Dataset items
════

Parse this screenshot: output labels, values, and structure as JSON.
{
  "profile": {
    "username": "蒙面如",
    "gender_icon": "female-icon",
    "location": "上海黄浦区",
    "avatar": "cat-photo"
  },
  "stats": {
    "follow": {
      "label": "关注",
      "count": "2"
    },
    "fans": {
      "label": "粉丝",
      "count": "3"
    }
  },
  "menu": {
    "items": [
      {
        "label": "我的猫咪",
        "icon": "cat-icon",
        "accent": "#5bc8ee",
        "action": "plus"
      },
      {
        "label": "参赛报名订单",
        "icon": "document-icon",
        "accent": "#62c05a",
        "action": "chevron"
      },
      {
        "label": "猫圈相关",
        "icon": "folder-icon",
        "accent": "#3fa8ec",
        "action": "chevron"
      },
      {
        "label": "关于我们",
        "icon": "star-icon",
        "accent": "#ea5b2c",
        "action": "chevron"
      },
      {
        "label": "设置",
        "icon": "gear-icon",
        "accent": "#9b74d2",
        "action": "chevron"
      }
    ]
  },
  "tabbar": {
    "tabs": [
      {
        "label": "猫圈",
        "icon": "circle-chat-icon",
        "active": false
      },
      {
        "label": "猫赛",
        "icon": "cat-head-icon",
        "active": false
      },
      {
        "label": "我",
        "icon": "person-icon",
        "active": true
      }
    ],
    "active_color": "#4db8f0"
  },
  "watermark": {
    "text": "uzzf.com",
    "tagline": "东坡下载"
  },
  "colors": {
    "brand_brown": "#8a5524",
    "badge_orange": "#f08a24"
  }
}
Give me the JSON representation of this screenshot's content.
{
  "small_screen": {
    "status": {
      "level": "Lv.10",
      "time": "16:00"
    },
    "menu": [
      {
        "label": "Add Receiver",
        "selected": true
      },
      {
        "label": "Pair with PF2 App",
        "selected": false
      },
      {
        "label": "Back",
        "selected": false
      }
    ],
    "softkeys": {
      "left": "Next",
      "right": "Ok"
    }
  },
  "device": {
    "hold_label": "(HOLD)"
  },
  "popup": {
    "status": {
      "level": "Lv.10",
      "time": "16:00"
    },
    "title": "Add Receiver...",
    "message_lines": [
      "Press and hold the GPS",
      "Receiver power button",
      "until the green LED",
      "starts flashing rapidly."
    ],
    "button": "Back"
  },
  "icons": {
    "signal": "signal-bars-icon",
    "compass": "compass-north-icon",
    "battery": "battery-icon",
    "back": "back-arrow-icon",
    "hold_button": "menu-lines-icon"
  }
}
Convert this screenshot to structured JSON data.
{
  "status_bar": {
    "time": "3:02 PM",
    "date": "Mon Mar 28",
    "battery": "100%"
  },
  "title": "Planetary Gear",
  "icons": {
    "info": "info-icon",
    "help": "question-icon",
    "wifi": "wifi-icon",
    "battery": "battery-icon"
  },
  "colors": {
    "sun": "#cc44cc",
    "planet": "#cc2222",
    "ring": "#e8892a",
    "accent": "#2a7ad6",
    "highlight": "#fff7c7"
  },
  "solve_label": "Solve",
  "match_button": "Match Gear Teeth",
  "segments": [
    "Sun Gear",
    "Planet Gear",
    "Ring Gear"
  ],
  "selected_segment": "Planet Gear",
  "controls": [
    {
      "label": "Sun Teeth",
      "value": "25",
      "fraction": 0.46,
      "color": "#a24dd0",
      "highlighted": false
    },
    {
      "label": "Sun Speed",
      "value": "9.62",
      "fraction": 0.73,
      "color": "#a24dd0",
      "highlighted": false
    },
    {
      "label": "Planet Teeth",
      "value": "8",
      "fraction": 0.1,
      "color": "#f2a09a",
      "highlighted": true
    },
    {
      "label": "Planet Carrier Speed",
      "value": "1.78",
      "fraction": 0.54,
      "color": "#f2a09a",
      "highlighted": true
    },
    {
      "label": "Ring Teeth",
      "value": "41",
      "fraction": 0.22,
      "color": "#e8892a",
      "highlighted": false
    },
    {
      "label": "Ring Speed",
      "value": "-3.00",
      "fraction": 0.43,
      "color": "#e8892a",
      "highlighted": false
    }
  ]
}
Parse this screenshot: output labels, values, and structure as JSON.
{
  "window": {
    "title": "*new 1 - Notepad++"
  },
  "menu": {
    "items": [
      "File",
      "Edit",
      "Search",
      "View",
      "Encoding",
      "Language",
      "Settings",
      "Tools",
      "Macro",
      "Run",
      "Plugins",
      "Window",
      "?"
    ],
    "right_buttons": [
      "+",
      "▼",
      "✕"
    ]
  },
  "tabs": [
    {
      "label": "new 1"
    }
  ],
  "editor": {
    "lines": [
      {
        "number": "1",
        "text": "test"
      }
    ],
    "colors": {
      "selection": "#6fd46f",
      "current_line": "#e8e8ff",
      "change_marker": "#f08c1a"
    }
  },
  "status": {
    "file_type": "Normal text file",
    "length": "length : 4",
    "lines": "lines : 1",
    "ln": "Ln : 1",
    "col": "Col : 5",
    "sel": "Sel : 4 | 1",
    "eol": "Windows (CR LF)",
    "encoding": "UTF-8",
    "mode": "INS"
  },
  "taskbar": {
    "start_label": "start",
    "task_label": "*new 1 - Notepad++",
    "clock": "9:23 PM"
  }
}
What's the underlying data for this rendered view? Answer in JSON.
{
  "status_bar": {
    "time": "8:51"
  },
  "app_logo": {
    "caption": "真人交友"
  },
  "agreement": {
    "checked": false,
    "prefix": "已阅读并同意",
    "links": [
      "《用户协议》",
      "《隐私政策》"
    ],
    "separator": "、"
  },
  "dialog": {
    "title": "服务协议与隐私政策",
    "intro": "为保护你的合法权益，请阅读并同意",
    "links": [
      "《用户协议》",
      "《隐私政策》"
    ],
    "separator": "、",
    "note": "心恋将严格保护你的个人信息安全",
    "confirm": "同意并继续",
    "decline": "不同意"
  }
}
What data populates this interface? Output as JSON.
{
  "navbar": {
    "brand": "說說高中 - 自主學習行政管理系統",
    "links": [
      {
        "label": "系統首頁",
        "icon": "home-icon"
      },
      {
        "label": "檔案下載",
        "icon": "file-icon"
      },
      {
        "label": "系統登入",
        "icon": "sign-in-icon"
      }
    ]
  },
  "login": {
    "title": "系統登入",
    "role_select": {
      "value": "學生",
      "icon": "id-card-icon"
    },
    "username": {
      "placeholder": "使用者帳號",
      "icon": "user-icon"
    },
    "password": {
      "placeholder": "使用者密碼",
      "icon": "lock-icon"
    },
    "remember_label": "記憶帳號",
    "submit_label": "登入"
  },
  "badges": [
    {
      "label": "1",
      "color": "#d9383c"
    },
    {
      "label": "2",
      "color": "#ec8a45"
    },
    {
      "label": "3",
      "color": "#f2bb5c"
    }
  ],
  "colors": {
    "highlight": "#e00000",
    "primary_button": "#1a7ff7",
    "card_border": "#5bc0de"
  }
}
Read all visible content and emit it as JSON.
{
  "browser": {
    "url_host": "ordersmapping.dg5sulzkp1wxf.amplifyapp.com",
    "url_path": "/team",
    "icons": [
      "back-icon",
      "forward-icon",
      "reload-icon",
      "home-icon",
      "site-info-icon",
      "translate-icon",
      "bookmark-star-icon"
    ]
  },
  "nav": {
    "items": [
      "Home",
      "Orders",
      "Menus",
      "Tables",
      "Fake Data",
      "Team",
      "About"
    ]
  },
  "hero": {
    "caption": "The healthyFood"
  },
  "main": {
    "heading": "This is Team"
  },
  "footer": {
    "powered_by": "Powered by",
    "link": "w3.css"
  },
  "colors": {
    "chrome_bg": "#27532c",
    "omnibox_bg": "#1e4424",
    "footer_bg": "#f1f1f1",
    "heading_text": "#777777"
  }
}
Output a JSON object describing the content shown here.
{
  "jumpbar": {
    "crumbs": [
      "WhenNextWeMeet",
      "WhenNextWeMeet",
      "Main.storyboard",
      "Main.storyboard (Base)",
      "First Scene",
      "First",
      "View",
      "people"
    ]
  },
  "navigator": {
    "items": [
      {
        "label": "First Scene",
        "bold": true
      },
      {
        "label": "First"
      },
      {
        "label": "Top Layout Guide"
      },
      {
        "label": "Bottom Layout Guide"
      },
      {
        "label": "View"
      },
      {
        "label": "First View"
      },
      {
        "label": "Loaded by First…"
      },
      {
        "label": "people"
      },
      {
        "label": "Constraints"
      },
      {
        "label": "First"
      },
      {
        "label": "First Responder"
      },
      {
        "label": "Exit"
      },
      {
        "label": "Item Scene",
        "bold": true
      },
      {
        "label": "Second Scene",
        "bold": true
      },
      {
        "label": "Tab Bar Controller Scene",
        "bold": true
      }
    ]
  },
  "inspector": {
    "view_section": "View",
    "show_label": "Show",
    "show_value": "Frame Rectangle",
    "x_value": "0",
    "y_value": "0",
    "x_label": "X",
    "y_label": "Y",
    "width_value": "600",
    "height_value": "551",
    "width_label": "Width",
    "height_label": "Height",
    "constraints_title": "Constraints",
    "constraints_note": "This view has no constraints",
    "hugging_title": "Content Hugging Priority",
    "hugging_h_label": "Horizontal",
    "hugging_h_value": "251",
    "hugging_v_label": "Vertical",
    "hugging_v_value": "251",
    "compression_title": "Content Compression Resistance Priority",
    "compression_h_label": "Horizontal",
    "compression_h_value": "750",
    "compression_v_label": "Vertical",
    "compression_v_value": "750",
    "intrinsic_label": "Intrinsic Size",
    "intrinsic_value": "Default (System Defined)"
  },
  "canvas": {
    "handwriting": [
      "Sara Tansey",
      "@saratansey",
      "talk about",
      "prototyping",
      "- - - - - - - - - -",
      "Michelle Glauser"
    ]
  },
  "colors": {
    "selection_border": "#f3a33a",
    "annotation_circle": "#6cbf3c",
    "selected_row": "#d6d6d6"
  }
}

════

§ **Set task**
Search the records above for the string "Notepad". Copy every line that contains it.

§ **Full solution**
    "title": "*new 1 - Notepad++"
    "task_label": "*new 1 - Notepad++",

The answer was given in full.